**Short task**
Your task is to transcribe all of the records exactly and leave out the pictures.

**Records provided**
────────────────────

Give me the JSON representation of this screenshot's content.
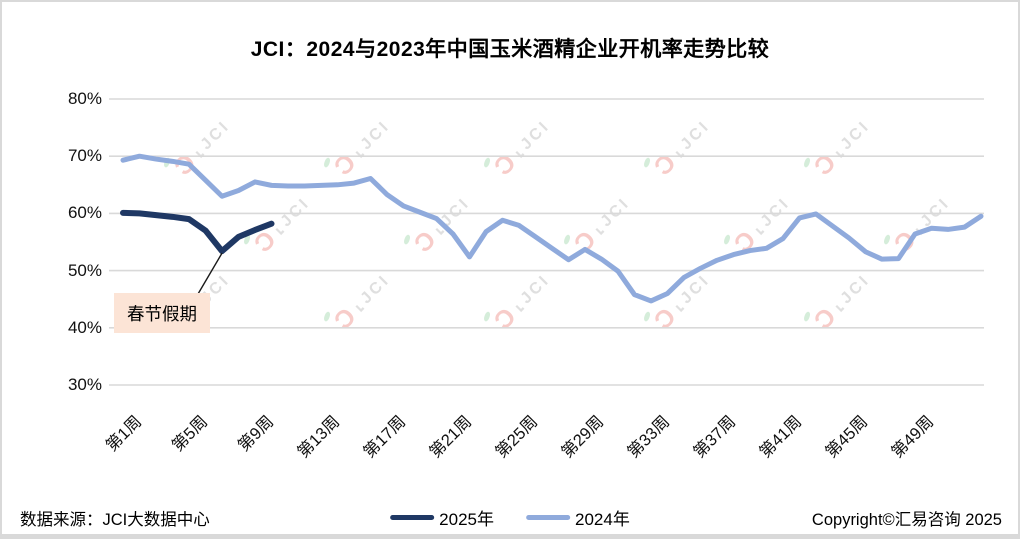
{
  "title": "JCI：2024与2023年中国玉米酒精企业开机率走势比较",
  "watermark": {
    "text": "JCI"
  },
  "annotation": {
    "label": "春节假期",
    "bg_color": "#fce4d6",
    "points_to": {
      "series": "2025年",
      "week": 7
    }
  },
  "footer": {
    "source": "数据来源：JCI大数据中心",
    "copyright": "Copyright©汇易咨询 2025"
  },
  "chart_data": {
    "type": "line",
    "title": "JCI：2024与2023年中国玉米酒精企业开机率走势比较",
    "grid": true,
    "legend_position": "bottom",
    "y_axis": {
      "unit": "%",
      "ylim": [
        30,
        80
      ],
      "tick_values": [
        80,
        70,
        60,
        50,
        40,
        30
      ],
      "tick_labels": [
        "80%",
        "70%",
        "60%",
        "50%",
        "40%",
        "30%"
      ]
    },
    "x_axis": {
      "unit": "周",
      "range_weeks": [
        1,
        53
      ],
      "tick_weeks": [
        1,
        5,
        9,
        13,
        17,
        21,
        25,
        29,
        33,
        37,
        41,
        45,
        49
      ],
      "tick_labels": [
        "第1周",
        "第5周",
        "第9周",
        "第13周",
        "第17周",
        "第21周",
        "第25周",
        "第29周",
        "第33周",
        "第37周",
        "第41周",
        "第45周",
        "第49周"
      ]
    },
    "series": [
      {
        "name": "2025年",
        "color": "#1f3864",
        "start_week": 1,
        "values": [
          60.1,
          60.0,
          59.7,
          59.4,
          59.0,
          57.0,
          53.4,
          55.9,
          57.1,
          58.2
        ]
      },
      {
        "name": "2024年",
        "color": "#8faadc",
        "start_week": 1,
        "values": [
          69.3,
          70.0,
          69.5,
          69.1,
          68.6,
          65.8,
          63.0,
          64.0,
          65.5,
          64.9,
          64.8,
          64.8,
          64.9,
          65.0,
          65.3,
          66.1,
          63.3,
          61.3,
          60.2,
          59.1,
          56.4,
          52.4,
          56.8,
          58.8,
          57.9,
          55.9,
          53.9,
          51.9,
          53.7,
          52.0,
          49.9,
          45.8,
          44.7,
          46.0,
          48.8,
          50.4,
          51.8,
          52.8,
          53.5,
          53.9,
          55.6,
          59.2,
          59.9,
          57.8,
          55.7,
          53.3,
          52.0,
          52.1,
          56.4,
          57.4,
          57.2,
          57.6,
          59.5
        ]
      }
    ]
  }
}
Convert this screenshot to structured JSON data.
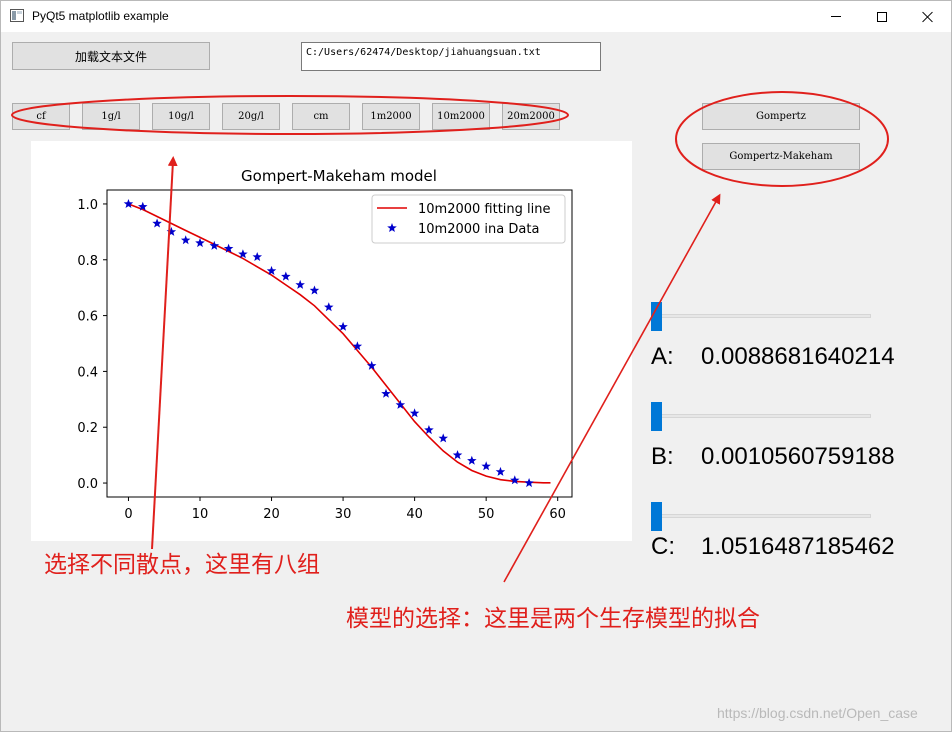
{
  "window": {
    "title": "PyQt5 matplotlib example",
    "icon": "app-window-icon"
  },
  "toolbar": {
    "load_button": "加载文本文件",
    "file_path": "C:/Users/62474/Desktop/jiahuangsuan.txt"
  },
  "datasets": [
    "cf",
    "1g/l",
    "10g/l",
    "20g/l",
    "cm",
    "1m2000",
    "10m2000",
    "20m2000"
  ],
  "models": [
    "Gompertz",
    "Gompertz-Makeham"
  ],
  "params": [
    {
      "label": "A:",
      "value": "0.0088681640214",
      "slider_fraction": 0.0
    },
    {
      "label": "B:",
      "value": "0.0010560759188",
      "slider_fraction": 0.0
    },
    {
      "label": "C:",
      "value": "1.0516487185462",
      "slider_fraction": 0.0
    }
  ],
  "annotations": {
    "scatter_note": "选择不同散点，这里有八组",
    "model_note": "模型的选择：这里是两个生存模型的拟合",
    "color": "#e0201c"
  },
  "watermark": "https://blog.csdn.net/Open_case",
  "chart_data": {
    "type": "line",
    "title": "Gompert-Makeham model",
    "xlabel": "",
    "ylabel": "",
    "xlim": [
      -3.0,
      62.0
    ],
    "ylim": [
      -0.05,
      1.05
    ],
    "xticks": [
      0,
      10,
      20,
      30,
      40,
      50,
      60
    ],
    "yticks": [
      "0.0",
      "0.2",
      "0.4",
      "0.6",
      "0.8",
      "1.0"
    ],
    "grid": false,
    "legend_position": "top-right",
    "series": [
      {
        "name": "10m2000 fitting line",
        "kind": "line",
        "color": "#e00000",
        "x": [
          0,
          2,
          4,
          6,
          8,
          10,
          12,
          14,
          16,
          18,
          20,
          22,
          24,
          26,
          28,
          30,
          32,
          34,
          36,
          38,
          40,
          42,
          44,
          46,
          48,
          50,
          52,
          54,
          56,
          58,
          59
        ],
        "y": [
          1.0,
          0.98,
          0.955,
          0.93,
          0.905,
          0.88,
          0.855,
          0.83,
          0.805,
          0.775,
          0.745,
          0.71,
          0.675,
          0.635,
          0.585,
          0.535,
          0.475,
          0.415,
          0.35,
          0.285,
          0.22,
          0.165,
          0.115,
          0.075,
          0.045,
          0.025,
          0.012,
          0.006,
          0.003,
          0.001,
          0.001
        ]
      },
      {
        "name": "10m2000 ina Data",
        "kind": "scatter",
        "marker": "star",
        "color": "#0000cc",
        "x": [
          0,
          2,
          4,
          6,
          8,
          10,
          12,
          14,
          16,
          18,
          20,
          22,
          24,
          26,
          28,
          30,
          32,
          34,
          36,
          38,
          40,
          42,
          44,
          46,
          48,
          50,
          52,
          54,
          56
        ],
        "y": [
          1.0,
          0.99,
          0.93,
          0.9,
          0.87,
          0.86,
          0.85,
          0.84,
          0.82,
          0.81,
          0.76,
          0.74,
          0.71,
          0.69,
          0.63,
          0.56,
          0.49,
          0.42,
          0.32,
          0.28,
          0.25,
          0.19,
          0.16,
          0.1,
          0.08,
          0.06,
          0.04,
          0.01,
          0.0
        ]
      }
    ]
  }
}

────────────────────

**Exercise response**
Give me the JSON representation of this screenshot's content.
{
  "title": "JCI：2024与2023年中国玉米酒精企业开机率走势比较",
  "watermark": {
    "text": "JCI"
  },
  "annotation": {
    "label": "春节假期",
    "bg_color": "#fce4d6",
    "points_to": {
      "series": "2025年",
      "week": 7
    }
  },
  "footer": {
    "source": "数据来源：JCI大数据中心",
    "copyright": "Copyright©汇易咨询 2025"
  },
  "chart_data": {
    "type": "line",
    "title": "JCI：2024与2023年中国玉米酒精企业开机率走势比较",
    "grid": true,
    "legend_position": "bottom",
    "y_axis": {
      "unit": "%",
      "ylim": [
        30,
        80
      ],
      "tick_values": [
        80,
        70,
        60,
        50,
        40,
        30
      ],
      "tick_labels": [
        "80%",
        "70%",
        "60%",
        "50%",
        "40%",
        "30%"
      ]
    },
    "x_axis": {
      "unit": "周",
      "range_weeks": [
        1,
        53
      ],
      "tick_weeks": [
        1,
        5,
        9,
        13,
        17,
        21,
        25,
        29,
        33,
        37,
        41,
        45,
        49
      ],
      "tick_labels": [
        "第1周",
        "第5周",
        "第9周",
        "第13周",
        "第17周",
        "第21周",
        "第25周",
        "第29周",
        "第33周",
        "第37周",
        "第41周",
        "第45周",
        "第49周"
      ]
    },
    "series": [
      {
        "name": "2025年",
        "color": "#1f3864",
        "start_week": 1,
        "values": [
          60.1,
          60.0,
          59.7,
          59.4,
          59.0,
          57.0,
          53.4,
          55.9,
          57.1,
          58.2
        ]
      },
      {
        "name": "2024年",
        "color": "#8faadc",
        "start_week": 1,
        "values": [
          69.3,
          70.0,
          69.5,
          69.1,
          68.6,
          65.8,
          63.0,
          64.0,
          65.5,
          64.9,
          64.8,
          64.8,
          64.9,
          65.0,
          65.3,
          66.1,
          63.3,
          61.3,
          60.2,
          59.1,
          56.4,
          52.4,
          56.8,
          58.8,
          57.9,
          55.9,
          53.9,
          51.9,
          53.7,
          52.0,
          49.9,
          45.8,
          44.7,
          46.0,
          48.8,
          50.4,
          51.8,
          52.8,
          53.5,
          53.9,
          55.6,
          59.2,
          59.9,
          57.8,
          55.7,
          53.3,
          52.0,
          52.1,
          56.4,
          57.4,
          57.2,
          57.6,
          59.5
        ]
      }
    ]
  }
}
Convert this screenshot to structured JSON data.
{
  "window": {
    "title": "PyQt5 matplotlib example",
    "icon": "app-window-icon"
  },
  "toolbar": {
    "load_button": "加载文本文件",
    "file_path": "C:/Users/62474/Desktop/jiahuangsuan.txt"
  },
  "datasets": [
    "cf",
    "1g/l",
    "10g/l",
    "20g/l",
    "cm",
    "1m2000",
    "10m2000",
    "20m2000"
  ],
  "models": [
    "Gompertz",
    "Gompertz-Makeham"
  ],
  "params": [
    {
      "label": "A:",
      "value": "0.0088681640214",
      "slider_fraction": 0.0
    },
    {
      "label": "B:",
      "value": "0.0010560759188",
      "slider_fraction": 0.0
    },
    {
      "label": "C:",
      "value": "1.0516487185462",
      "slider_fraction": 0.0
    }
  ],
  "annotations": {
    "scatter_note": "选择不同散点，这里有八组",
    "model_note": "模型的选择：这里是两个生存模型的拟合",
    "color": "#e0201c"
  },
  "watermark": "https://blog.csdn.net/Open_case",
  "chart_data": {
    "type": "line",
    "title": "Gompert-Makeham model",
    "xlabel": "",
    "ylabel": "",
    "xlim": [
      -3.0,
      62.0
    ],
    "ylim": [
      -0.05,
      1.05
    ],
    "xticks": [
      0,
      10,
      20,
      30,
      40,
      50,
      60
    ],
    "yticks": [
      "0.0",
      "0.2",
      "0.4",
      "0.6",
      "0.8",
      "1.0"
    ],
    "grid": false,
    "legend_position": "top-right",
    "series": [
      {
        "name": "10m2000 fitting line",
        "kind": "line",
        "color": "#e00000",
        "x": [
          0,
          2,
          4,
          6,
          8,
          10,
          12,
          14,
          16,
          18,
          20,
          22,
          24,
          26,
          28,
          30,
          32,
          34,
          36,
          38,
          40,
          42,
          44,
          46,
          48,
          50,
          52,
          54,
          56,
          58,
          59
        ],
        "y": [
          1.0,
          0.98,
          0.955,
          0.93,
          0.905,
          0.88,
          0.855,
          0.83,
          0.805,
          0.775,
          0.745,
          0.71,
          0.675,
          0.635,
          0.585,
          0.535,
          0.475,
          0.415,
          0.35,
          0.285,
          0.22,
          0.165,
          0.115,
          0.075,
          0.045,
          0.025,
          0.012,
          0.006,
          0.003,
          0.001,
          0.001
        ]
      },
      {
        "name": "10m2000 ina Data",
        "kind": "scatter",
        "marker": "star",
        "color": "#0000cc",
        "x": [
          0,
          2,
          4,
          6,
          8,
          10,
          12,
          14,
          16,
          18,
          20,
          22,
          24,
          26,
          28,
          30,
          32,
          34,
          36,
          38,
          40,
          42,
          44,
          46,
          48,
          50,
          52,
          54,
          56
        ],
        "y": [
          1.0,
          0.99,
          0.93,
          0.9,
          0.87,
          0.86,
          0.85,
          0.84,
          0.82,
          0.81,
          0.76,
          0.74,
          0.71,
          0.69,
          0.63,
          0.56,
          0.49,
          0.42,
          0.32,
          0.28,
          0.25,
          0.19,
          0.16,
          0.1,
          0.08,
          0.06,
          0.04,
          0.01,
          0.0
        ]
      }
    ]
  }
}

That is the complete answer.